What you have to do:
In the listing that follows, count the lines holding the word "arrow" and report only that number.
***** Data
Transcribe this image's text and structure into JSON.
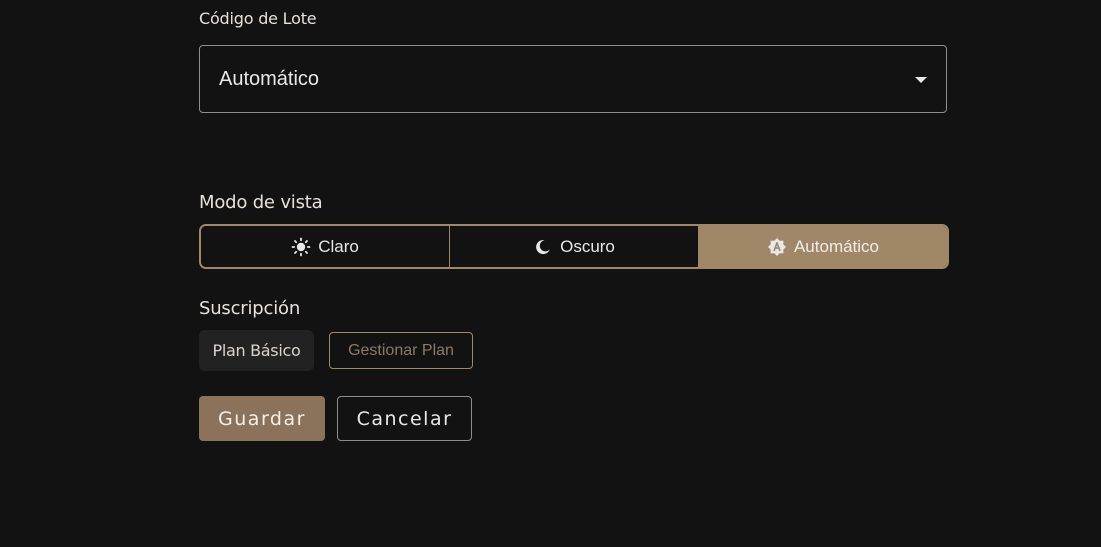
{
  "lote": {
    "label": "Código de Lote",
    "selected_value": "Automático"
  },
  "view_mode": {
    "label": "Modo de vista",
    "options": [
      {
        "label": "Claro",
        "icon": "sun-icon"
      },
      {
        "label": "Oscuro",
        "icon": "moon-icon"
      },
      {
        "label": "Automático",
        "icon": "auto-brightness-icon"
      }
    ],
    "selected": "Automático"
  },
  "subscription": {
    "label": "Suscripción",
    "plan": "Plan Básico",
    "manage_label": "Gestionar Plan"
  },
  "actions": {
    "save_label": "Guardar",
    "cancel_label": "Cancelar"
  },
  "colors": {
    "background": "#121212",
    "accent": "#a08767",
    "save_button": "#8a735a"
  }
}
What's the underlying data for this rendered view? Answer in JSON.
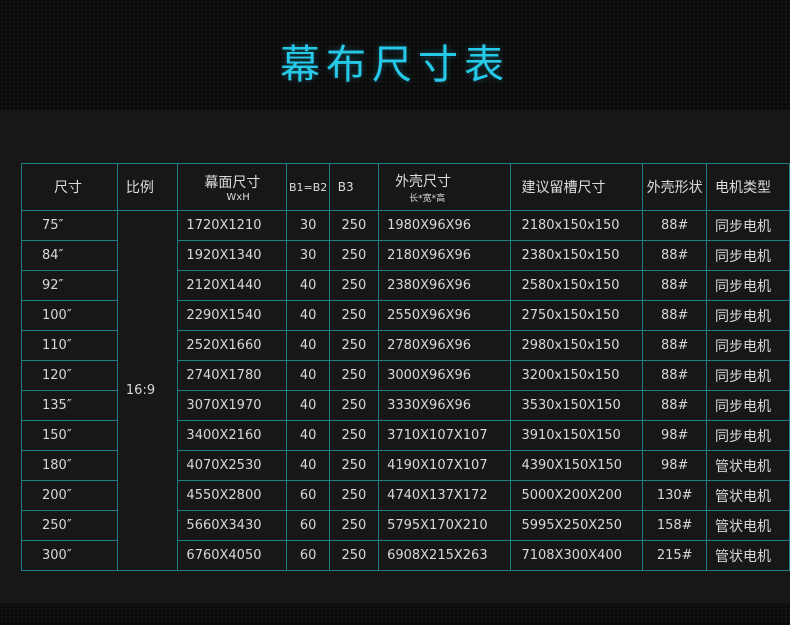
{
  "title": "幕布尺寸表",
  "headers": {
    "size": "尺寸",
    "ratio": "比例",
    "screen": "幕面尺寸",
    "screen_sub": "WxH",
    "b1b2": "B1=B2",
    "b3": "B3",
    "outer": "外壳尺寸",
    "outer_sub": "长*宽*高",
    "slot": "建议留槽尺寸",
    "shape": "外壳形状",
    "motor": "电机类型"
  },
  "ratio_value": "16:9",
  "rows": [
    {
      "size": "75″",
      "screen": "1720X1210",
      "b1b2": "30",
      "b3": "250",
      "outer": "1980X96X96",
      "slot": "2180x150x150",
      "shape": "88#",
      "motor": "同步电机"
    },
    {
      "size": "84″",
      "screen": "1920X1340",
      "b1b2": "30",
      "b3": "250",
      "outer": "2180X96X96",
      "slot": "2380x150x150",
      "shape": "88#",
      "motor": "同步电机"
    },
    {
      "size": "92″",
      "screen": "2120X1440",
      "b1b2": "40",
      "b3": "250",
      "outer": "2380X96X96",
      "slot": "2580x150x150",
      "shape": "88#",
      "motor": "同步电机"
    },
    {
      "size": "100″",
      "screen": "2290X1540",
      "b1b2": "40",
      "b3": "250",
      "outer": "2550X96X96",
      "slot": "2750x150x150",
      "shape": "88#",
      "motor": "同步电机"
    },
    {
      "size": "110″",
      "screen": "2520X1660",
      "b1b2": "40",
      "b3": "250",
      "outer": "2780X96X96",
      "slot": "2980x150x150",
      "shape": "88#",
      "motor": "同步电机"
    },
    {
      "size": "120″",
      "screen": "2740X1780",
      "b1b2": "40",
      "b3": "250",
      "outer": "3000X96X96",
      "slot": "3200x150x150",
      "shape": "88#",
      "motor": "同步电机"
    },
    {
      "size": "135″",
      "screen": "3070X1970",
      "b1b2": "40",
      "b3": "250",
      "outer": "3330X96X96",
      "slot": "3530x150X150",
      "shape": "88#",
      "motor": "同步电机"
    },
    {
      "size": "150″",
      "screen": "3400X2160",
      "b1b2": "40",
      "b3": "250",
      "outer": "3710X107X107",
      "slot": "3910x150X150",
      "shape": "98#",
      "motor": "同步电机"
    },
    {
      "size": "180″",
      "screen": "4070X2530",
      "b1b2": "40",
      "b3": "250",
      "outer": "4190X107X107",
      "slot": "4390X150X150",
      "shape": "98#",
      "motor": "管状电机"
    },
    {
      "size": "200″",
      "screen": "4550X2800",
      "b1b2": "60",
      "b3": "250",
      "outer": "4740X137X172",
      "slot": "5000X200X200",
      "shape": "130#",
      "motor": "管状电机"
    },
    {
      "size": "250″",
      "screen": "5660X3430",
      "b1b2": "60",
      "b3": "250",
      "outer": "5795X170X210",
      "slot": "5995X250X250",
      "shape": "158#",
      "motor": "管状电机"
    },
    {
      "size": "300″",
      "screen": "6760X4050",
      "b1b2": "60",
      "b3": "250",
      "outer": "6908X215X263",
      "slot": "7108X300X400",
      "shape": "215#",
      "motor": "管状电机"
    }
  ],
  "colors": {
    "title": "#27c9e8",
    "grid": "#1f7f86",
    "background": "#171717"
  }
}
**********
***** Data
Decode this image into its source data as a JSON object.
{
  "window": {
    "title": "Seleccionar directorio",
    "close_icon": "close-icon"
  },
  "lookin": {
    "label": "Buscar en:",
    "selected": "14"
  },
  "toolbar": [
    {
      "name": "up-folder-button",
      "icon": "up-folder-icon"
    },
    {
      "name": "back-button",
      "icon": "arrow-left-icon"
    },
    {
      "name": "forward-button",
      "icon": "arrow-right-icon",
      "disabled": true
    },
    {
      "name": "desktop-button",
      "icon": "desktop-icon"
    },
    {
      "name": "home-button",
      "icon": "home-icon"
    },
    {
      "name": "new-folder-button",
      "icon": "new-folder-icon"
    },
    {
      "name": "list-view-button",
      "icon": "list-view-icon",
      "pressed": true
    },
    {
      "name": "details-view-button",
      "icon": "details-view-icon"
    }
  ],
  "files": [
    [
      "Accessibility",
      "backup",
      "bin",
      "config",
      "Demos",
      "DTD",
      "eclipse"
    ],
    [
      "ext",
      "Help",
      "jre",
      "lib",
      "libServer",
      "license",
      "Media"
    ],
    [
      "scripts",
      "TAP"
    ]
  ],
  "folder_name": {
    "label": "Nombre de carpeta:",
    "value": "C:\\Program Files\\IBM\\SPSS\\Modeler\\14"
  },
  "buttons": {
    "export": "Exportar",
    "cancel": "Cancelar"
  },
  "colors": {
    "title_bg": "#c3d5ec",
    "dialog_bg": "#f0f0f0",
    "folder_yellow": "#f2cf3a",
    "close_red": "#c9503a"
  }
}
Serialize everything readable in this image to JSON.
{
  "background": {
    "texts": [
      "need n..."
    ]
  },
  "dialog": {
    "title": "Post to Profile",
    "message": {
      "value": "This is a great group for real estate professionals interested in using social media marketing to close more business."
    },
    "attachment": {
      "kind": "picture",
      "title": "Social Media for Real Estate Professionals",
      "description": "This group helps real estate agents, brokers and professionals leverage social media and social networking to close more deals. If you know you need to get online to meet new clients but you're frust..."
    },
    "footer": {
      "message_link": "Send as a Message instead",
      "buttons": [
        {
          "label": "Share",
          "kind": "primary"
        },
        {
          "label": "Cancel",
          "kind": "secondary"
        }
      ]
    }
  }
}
**********
***** Data
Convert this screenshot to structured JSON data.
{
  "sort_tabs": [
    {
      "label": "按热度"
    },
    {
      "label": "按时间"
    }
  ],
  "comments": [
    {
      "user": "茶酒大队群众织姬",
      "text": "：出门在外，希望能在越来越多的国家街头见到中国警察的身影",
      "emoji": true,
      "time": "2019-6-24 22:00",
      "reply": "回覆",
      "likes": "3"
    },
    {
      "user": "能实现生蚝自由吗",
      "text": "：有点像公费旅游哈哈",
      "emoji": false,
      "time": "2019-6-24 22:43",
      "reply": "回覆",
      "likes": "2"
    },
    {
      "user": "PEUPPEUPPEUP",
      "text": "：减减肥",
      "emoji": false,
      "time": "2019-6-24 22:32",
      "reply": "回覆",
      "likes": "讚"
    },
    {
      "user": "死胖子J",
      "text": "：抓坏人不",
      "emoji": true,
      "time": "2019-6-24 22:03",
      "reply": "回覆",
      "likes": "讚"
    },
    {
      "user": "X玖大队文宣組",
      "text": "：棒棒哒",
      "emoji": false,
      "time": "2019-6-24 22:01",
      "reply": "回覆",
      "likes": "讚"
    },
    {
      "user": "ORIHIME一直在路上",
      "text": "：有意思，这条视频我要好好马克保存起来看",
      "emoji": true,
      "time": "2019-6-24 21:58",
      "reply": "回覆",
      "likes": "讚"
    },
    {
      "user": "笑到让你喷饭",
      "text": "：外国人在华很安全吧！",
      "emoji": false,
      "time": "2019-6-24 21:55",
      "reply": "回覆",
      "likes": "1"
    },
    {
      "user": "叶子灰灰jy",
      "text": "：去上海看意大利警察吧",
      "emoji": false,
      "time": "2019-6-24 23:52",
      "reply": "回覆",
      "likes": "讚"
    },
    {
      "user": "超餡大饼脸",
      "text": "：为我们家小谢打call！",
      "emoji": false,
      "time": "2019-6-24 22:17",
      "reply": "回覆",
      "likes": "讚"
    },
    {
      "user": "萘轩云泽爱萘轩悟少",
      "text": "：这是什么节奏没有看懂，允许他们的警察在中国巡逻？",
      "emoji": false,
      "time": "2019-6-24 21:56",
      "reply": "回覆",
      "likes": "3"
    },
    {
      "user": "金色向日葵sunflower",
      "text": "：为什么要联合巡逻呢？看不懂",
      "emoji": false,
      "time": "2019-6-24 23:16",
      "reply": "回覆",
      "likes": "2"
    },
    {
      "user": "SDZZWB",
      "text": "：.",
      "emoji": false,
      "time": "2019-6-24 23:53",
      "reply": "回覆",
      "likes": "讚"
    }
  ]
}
**********
Response:
2